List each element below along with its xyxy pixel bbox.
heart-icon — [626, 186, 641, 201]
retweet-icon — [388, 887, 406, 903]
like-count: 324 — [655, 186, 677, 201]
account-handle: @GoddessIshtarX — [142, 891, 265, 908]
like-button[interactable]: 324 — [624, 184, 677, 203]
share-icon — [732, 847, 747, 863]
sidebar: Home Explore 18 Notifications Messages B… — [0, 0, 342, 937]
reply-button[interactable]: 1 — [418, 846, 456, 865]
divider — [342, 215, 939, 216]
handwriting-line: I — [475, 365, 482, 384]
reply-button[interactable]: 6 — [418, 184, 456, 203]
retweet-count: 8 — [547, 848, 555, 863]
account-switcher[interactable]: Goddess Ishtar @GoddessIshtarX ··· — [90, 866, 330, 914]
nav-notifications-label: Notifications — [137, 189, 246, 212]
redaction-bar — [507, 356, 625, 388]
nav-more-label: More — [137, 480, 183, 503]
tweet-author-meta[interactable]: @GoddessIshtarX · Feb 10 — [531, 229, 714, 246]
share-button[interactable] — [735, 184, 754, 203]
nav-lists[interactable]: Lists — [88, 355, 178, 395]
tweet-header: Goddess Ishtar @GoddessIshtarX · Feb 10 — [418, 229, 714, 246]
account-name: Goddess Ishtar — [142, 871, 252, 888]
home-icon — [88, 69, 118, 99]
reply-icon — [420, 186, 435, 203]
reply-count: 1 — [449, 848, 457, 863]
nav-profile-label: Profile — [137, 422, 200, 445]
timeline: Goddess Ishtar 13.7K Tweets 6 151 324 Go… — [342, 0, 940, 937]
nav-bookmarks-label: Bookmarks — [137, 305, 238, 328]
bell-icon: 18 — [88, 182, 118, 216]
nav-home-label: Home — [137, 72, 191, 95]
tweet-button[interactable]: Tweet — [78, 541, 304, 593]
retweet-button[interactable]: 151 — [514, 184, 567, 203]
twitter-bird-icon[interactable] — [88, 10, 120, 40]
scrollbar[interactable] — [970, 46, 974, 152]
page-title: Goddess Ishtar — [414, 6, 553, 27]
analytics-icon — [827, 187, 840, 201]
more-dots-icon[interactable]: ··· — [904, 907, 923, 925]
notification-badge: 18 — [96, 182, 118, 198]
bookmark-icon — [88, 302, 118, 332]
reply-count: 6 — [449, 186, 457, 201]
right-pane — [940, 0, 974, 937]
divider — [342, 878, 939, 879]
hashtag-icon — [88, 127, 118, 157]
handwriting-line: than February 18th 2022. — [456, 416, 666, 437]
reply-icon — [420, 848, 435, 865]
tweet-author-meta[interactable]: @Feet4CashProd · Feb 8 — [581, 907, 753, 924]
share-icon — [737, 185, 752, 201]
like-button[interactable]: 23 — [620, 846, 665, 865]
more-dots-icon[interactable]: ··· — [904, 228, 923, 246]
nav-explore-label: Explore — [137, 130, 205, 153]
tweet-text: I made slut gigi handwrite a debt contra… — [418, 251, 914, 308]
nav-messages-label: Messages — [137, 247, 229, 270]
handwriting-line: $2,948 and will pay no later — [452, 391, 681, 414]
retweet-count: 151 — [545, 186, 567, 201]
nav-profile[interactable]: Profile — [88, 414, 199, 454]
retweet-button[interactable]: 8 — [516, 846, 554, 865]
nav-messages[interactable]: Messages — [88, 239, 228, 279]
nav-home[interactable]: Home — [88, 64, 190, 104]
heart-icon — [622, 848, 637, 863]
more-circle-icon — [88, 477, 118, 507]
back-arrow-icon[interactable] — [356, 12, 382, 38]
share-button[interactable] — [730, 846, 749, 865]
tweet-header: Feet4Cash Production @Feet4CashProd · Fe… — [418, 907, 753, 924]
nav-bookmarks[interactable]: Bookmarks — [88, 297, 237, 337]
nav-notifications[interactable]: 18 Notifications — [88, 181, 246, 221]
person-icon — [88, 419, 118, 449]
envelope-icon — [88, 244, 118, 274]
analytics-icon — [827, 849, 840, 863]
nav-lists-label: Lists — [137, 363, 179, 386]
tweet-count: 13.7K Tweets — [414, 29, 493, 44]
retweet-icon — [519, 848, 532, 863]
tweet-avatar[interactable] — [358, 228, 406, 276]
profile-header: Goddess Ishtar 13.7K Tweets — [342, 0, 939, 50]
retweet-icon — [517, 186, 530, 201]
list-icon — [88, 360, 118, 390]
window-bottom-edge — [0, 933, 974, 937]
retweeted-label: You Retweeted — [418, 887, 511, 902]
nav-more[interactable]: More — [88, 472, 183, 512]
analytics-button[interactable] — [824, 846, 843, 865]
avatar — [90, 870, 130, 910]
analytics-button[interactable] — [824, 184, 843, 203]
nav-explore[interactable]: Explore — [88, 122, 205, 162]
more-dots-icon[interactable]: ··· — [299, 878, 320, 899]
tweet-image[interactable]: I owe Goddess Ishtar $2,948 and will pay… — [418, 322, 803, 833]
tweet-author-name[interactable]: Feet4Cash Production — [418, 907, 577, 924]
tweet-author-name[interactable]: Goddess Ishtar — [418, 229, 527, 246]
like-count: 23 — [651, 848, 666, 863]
---------------
## Instructions for the task
Copy every line of the material above word for word.

## Exercise result
List each element below along with its xyxy pixel bbox.
heart-icon — [626, 186, 641, 201]
retweet-icon — [388, 887, 406, 903]
like-count: 324 — [655, 186, 677, 201]
account-handle: @GoddessIshtarX — [142, 891, 265, 908]
like-button[interactable]: 324 — [624, 184, 677, 203]
share-icon — [732, 847, 747, 863]
sidebar: Home Explore 18 Notifications Messages B… — [0, 0, 342, 937]
reply-button[interactable]: 1 — [418, 846, 456, 865]
divider — [342, 215, 939, 216]
handwriting-line: I — [475, 365, 482, 384]
reply-button[interactable]: 6 — [418, 184, 456, 203]
retweet-count: 8 — [547, 848, 555, 863]
account-switcher[interactable]: Goddess Ishtar @GoddessIshtarX ··· — [90, 866, 330, 914]
nav-notifications-label: Notifications — [137, 189, 246, 212]
redaction-bar — [507, 356, 625, 388]
nav-more-label: More — [137, 480, 183, 503]
tweet-author-meta[interactable]: @GoddessIshtarX · Feb 10 — [531, 229, 714, 246]
share-button[interactable] — [735, 184, 754, 203]
nav-lists[interactable]: Lists — [88, 355, 178, 395]
tweet-header: Goddess Ishtar @GoddessIshtarX · Feb 10 — [418, 229, 714, 246]
account-name: Goddess Ishtar — [142, 871, 252, 888]
home-icon — [88, 69, 118, 99]
reply-icon — [420, 186, 435, 203]
reply-count: 1 — [449, 848, 457, 863]
nav-profile-label: Profile — [137, 422, 200, 445]
timeline: Goddess Ishtar 13.7K Tweets 6 151 324 Go… — [342, 0, 940, 937]
nav-bookmarks-label: Bookmarks — [137, 305, 238, 328]
bell-icon: 18 — [88, 182, 118, 216]
nav-home-label: Home — [137, 72, 191, 95]
tweet-button[interactable]: Tweet — [78, 541, 304, 593]
retweet-button[interactable]: 151 — [514, 184, 567, 203]
twitter-bird-icon[interactable] — [88, 10, 120, 40]
scrollbar[interactable] — [970, 46, 974, 152]
page-title: Goddess Ishtar — [414, 6, 553, 27]
analytics-icon — [827, 187, 840, 201]
more-dots-icon[interactable]: ··· — [904, 907, 923, 925]
notification-badge: 18 — [96, 182, 118, 198]
bookmark-icon — [88, 302, 118, 332]
reply-count: 6 — [449, 186, 457, 201]
right-pane — [940, 0, 974, 937]
divider — [342, 878, 939, 879]
hashtag-icon — [88, 127, 118, 157]
handwriting-line: than February 18th 2022. — [456, 416, 666, 437]
reply-icon — [420, 848, 435, 865]
tweet-author-meta[interactable]: @Feet4CashProd · Feb 8 — [581, 907, 753, 924]
share-icon — [737, 185, 752, 201]
like-button[interactable]: 23 — [620, 846, 665, 865]
more-dots-icon[interactable]: ··· — [904, 228, 923, 246]
nav-explore-label: Explore — [137, 130, 205, 153]
tweet-text: I made slut gigi handwrite a debt contra… — [418, 251, 914, 308]
nav-messages-label: Messages — [137, 247, 229, 270]
handwriting-line: $2,948 and will pay no later — [452, 391, 681, 414]
retweet-count: 151 — [545, 186, 567, 201]
nav-profile[interactable]: Profile — [88, 414, 199, 454]
retweet-button[interactable]: 8 — [516, 846, 554, 865]
nav-messages[interactable]: Messages — [88, 239, 228, 279]
nav-home[interactable]: Home — [88, 64, 190, 104]
heart-icon — [622, 848, 637, 863]
more-circle-icon — [88, 477, 118, 507]
back-arrow-icon[interactable] — [356, 12, 382, 38]
share-button[interactable] — [730, 846, 749, 865]
tweet-header: Feet4Cash Production @Feet4CashProd · Fe… — [418, 907, 753, 924]
nav-bookmarks[interactable]: Bookmarks — [88, 297, 237, 337]
nav-notifications[interactable]: 18 Notifications — [88, 181, 246, 221]
person-icon — [88, 419, 118, 449]
envelope-icon — [88, 244, 118, 274]
analytics-icon — [827, 849, 840, 863]
nav-lists-label: Lists — [137, 363, 179, 386]
tweet-count: 13.7K Tweets — [414, 29, 493, 44]
retweet-icon — [519, 848, 532, 863]
tweet-avatar[interactable] — [358, 228, 406, 276]
profile-header: Goddess Ishtar 13.7K Tweets — [342, 0, 939, 50]
retweet-icon — [517, 186, 530, 201]
list-icon — [88, 360, 118, 390]
window-bottom-edge — [0, 933, 974, 937]
retweeted-label: You Retweeted — [418, 887, 511, 902]
nav-more[interactable]: More — [88, 472, 183, 512]
analytics-button[interactable] — [824, 846, 843, 865]
avatar — [90, 870, 130, 910]
analytics-button[interactable] — [824, 184, 843, 203]
nav-explore[interactable]: Explore — [88, 122, 205, 162]
more-dots-icon[interactable]: ··· — [299, 878, 320, 899]
tweet-image[interactable]: I owe Goddess Ishtar $2,948 and will pay… — [418, 322, 803, 833]
tweet-author-name[interactable]: Feet4Cash Production — [418, 907, 577, 924]
tweet-author-name[interactable]: Goddess Ishtar — [418, 229, 527, 246]
like-count: 23 — [651, 848, 666, 863]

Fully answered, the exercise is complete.